■ **STATED PROBLEM**: Rewrite every line of the items below as a JSON list of strings, with one string per line and no blank lines. Leave the pictures out.

■ **Records from a collection**:
———
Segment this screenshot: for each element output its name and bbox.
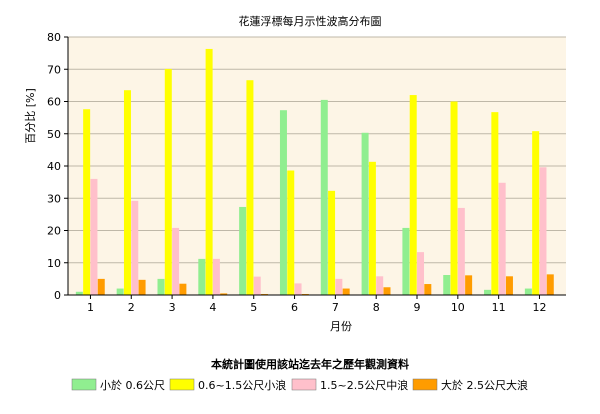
y-axis-title: 百分比 [%] [24,88,37,144]
bar-month-10-series-3 [457,207,465,295]
y-tick-label: 70 [47,63,61,76]
y-axis-ticks: 0 10 20 30 40 50 60 70 80 [47,31,68,302]
bar-month-2-series-3 [131,200,139,295]
bar-month-11-series-1 [484,289,492,295]
y-tick-label: 20 [47,225,61,238]
x-tick-label: 11 [492,301,506,314]
bar-month-10-series-1 [443,275,451,295]
y-tick-label: 50 [47,128,61,141]
legend-label: 小於 0.6公尺 [100,378,165,392]
bar-month-3-series-4 [179,283,187,295]
bar-month-1-series-3 [90,178,98,295]
bar-month-1-series-1 [75,291,83,295]
x-tick-label: 6 [291,301,298,314]
bar-month-1-series-4 [97,278,105,296]
legend-swatch [71,378,97,391]
bar-month-9-series-1 [402,227,410,295]
legend-label: 大於 2.5公尺大浪 [441,378,528,392]
x-axis-title: 月份 [330,320,352,333]
x-tick-label: 5 [250,301,257,314]
bar-month-9-series-3 [417,252,425,295]
x-tick-label: 1 [87,301,94,314]
bar-month-7-series-3 [335,278,343,296]
bar-month-12-series-4 [546,274,554,295]
bar-month-4-series-3 [212,258,220,295]
bar-month-3-series-1 [157,278,165,296]
chart-footnote: 本統計圖使用該站迄去年之歷年觀測資料 [211,357,409,371]
bar-month-5-series-3 [253,276,261,295]
bar-month-8-series-1 [361,132,369,295]
bar-month-10-series-4 [465,275,473,295]
y-tick-label: 0 [54,289,61,302]
bar-month-9-series-4 [424,284,432,295]
bar-month-3-series-2 [164,68,172,296]
chart-title: 花蓮浮標每月示性波高分布圖 [239,14,382,28]
bar-month-8-series-2 [368,161,376,295]
x-tick-label: 10 [451,301,465,314]
bar-month-12-series-1 [524,288,532,295]
x-tick-label: 2 [128,301,135,314]
bar-month-12-series-2 [532,131,540,295]
legend-label: 1.5~2.5公尺中浪 [320,378,408,392]
bar-month-7-series-2 [328,190,336,295]
bar-month-2-series-4 [138,279,146,295]
y-tick-label: 10 [47,257,61,270]
bar-month-6-series-1 [279,110,287,296]
bar-month-4-series-4 [220,293,228,295]
bar-month-8-series-4 [383,287,391,295]
bar-month-3-series-3 [172,227,180,295]
bar-month-5-series-1 [239,206,247,295]
x-tick-label: 3 [169,301,176,314]
bar-month-6-series-3 [294,283,302,295]
x-tick-label: 12 [532,301,546,314]
y-tick-label: 80 [47,31,61,44]
bar-month-11-series-4 [505,276,513,295]
legend: 小於 0.6公尺 0.6~1.5公尺小浪 1.5~2.5公尺中浪 大於 2.5公尺大浪 [71,378,528,392]
bar-month-9-series-2 [409,95,417,295]
x-tick-label: 4 [209,301,216,314]
bar-month-4-series-1 [198,258,206,295]
bars [75,48,554,296]
y-tick-label: 60 [47,96,61,109]
x-axis-ticks: 1 2 3 4 5 6 7 8 9 10 11 12 [87,295,546,314]
legend-swatch [412,378,438,391]
x-tick-label: 7 [332,301,339,314]
bar-month-6-series-2 [287,170,295,295]
x-tick-label: 9 [414,301,421,314]
y-tick-label: 30 [47,192,61,205]
bar-month-11-series-2 [491,112,499,295]
bar-month-1-series-2 [83,109,91,296]
bar-month-8-series-3 [376,276,384,295]
bar-month-2-series-1 [116,288,124,295]
gridlines [68,36,566,264]
bar-month-10-series-2 [450,101,458,295]
legend-swatch [291,378,317,391]
legend-label: 0.6~1.5公尺小浪 [198,378,286,392]
bar-month-7-series-1 [320,99,328,295]
y-tick-label: 40 [47,160,61,173]
bar-month-4-series-2 [205,48,213,296]
bar-month-5-series-2 [246,80,254,295]
legend-swatch [169,378,195,391]
bar-month-2-series-2 [123,90,131,296]
x-tick-label: 8 [373,301,380,314]
bar-month-7-series-4 [342,288,350,295]
bar-month-12-series-3 [539,167,547,295]
bar-month-11-series-3 [498,182,506,295]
———
■ **ANSWER TO THIS TASK**:
[
  "Segment this screenshot: for each element output its name and bbox.",
  "y-axis-title: 百分比 [%] [24,88,37,144]",
  "bar-month-10-series-3 [457,207,465,295]",
  "y-tick-label: 70 [47,63,61,76]",
  "y-axis-ticks: 0 10 20 30 40 50 60 70 80 [47,31,68,302]",
  "bar-month-2-series-3 [131,200,139,295]",
  "bar-month-11-series-1 [484,289,492,295]",
  "y-tick-label: 20 [47,225,61,238]",
  "x-tick-label: 11 [492,301,506,314]",
  "bar-month-10-series-1 [443,275,451,295]",
  "y-tick-label: 50 [47,128,61,141]",
  "legend-label: 小於 0.6公尺 [100,378,165,392]",
  "bar-month-3-series-4 [179,283,187,295]",
  "bar-month-1-series-3 [90,178,98,295]",
  "bar-month-1-series-1 [75,291,83,295]",
  "x-tick-label: 6 [291,301,298,314]",
  "bar-month-1-series-4 [97,278,105,296]",
  "legend-swatch [71,378,97,391]",
  "bar-month-9-series-1 [402,227,410,295]",
  "legend-label: 大於 2.5公尺大浪 [441,378,528,392]",
  "x-axis-title: 月份 [330,320,352,333]",
  "x-tick-label: 5 [250,301,257,314]",
  "bar-month-9-series-3 [417,252,425,295]",
  "x-tick-label: 1 [87,301,94,314]",
  "bar-month-7-series-3 [335,278,343,296]",
  "bar-month-12-series-4 [546,274,554,295]",
  "bar-month-4-series-3 [212,258,220,295]",
  "bar-month-3-series-1 [157,278,165,296]",
  "chart-footnote: 本統計圖使用該站迄去年之歷年觀測資料 [211,357,409,371]",
  "bar-month-5-series-3 [253,276,261,295]",
  "bar-month-8-series-1 [361,132,369,295]",
  "bar-month-10-series-4 [465,275,473,295]",
  "y-tick-label: 0 [54,289,61,302]",
  "bar-month-9-series-4 [424,284,432,295]",
  "bar-month-3-series-2 [164,68,172,296]",
  "chart-title: 花蓮浮標每月示性波高分布圖 [239,14,382,28]",
  "bar-month-8-series-2 [368,161,376,295]",
  "x-tick-label: 10 [451,301,465,314]",
  "bar-month-12-series-1 [524,288,532,295]",
  "x-tick-label: 2 [128,301,135,314]",
  "bar-month-12-series-2 [532,131,540,295]",
  "legend-label: 1.5~2.5公尺中浪 [320,378,408,392]",
  "bar-month-7-series-2 [328,190,336,295]",
  "bar-month-2-series-4 [138,279,146,295]",
  "y-tick-label: 10 [47,257,61,270]",
  "bar-month-6-series-1 [279,110,287,296]",
  "bar-month-4-series-4 [220,293,228,295]",
  "bar-month-8-series-4 [383,287,391,295]",
  "bar-month-3-series-3 [172,227,180,295]",
  "bar-month-5-series-1 [239,206,247,295]",
  "x-tick-label: 3 [169,301,176,314]",
  "bar-month-6-series-3 [294,283,302,295]",
  "x-tick-label: 12 [532,301,546,314]",
  "y-tick-label: 80 [47,31,61,44]",
  "bar-month-11-series-4 [505,276,513,295]",
  "legend: 小於 0.6公尺 0.6~1.5公尺小浪 1.5~2.5公尺中浪 大於 2.5公尺大浪 [71,378,528,392]",
  "bar-month-9-series-2 [409,95,417,295]",
  "x-tick-label: 4 [209,301,216,314]",
  "bar-month-4-series-1 [198,258,206,295]",
  "bars [75,48,554,296]",
  "y-tick-label: 60 [47,96,61,109]",
  "x-axis-ticks: 1 2 3 4 5 6 7 8 9 10 11 12 [87,295,546,314]",
  "legend-swatch [412,378,438,391]",
  "x-tick-label: 7 [332,301,339,314]",
  "bar-month-6-series-2 [287,170,295,295]",
  "x-tick-label: 9 [414,301,421,314]",
  "y-tick-label: 30 [47,192,61,205]",
  "bar-month-11-series-2 [491,112,499,295]",
  "bar-month-1-series-2 [83,109,91,296]",
  "bar-month-8-series-3 [376,276,384,295]",
  "bar-month-2-series-1 [116,288,124,295]",
  "gridlines [68,36,566,264]",
  "bar-month-10-series-2 [450,101,458,295]",
  "legend-swatch [291,378,317,391]",
  "legend-label: 0.6~1.5公尺小浪 [198,378,286,392]",
  "bar-month-7-series-1 [320,99,328,295]",
  "y-tick-label: 40 [47,160,61,173]",
  "bar-month-4-series-2 [205,48,213,296]",
  "bar-month-5-series-2 [246,80,254,295]",
  "legend-swatch [169,378,195,391]",
  "bar-month-2-series-2 [123,90,131,296]",
  "x-tick-label: 8 [373,301,380,314]",
  "bar-month-7-series-4 [342,288,350,295]",
  "bar-month-12-series-3 [539,167,547,295]",
  "bar-month-11-series-3 [498,182,506,295]"
]